[Source records]

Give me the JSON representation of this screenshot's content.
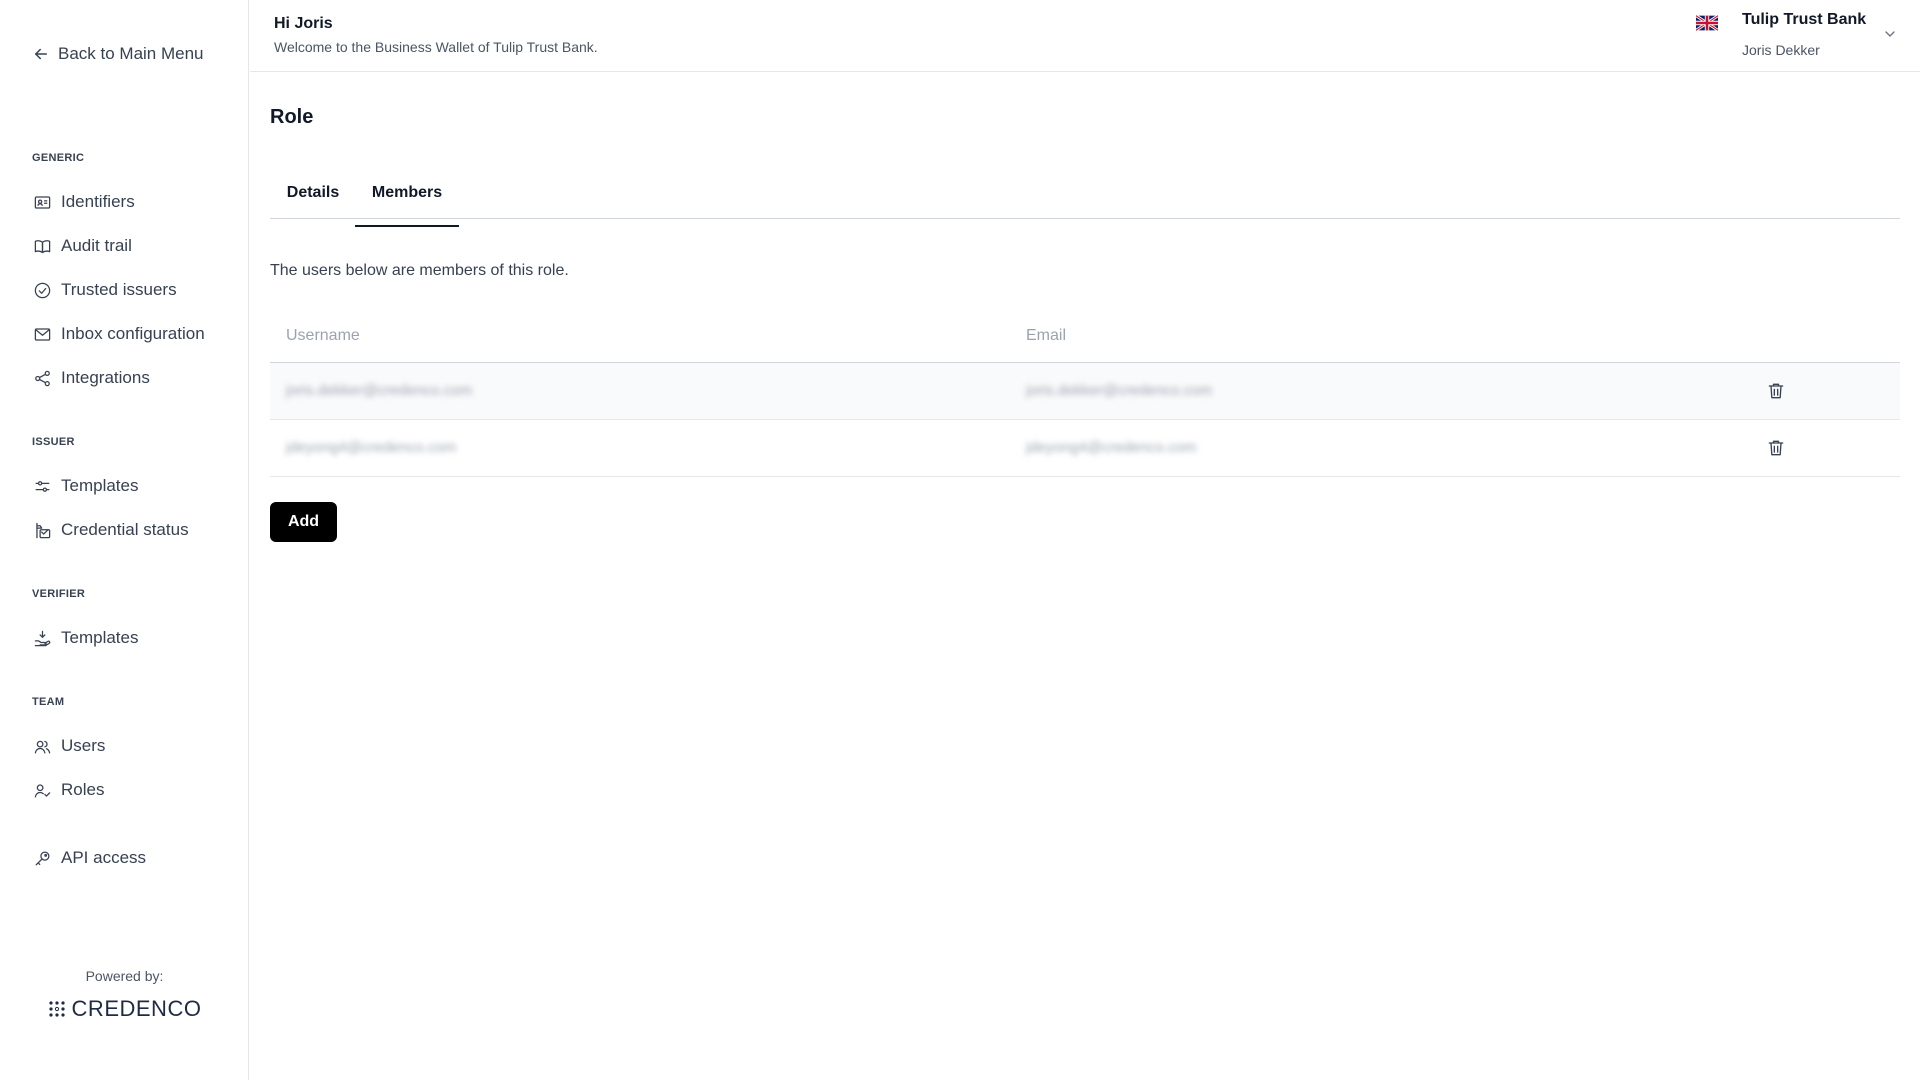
{
  "sidebar": {
    "back_label": "Back to Main Menu",
    "sections": {
      "generic": "GENERIC",
      "issuer": "ISSUER",
      "verifier": "VERIFIER",
      "team": "TEAM"
    },
    "items": {
      "identifiers": "Identifiers",
      "audit_trail": "Audit trail",
      "trusted_issuers": "Trusted issuers",
      "inbox_configuration": "Inbox configuration",
      "integrations": "Integrations",
      "issuer_templates": "Templates",
      "credential_status": "Credential status",
      "verifier_templates": "Templates",
      "users": "Users",
      "roles": "Roles",
      "api_access": "API access"
    },
    "powered_by": "Powered by:",
    "brand": "CREDENCO"
  },
  "header": {
    "greeting": "Hi Joris",
    "welcome": "Welcome to the Business Wallet of Tulip Trust Bank.",
    "bank_name": "Tulip Trust Bank",
    "user_name": "Joris Dekker"
  },
  "main": {
    "title": "Role",
    "tabs": {
      "details": "Details",
      "members": "Members"
    },
    "description": "The users below are members of this role.",
    "table": {
      "columns": {
        "username": "Username",
        "email": "Email"
      },
      "rows": [
        {
          "username": "joris.dekker@credenco.com",
          "email": "joris.dekker@credenco.com"
        },
        {
          "username": "jdeyong4@credenco.com",
          "email": "jdeyong4@credenco.com"
        }
      ]
    },
    "add_label": "Add"
  }
}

§ Requirements
Give the number of lines in the listing above that contain "members", and nothing else.

§ Exercise result
2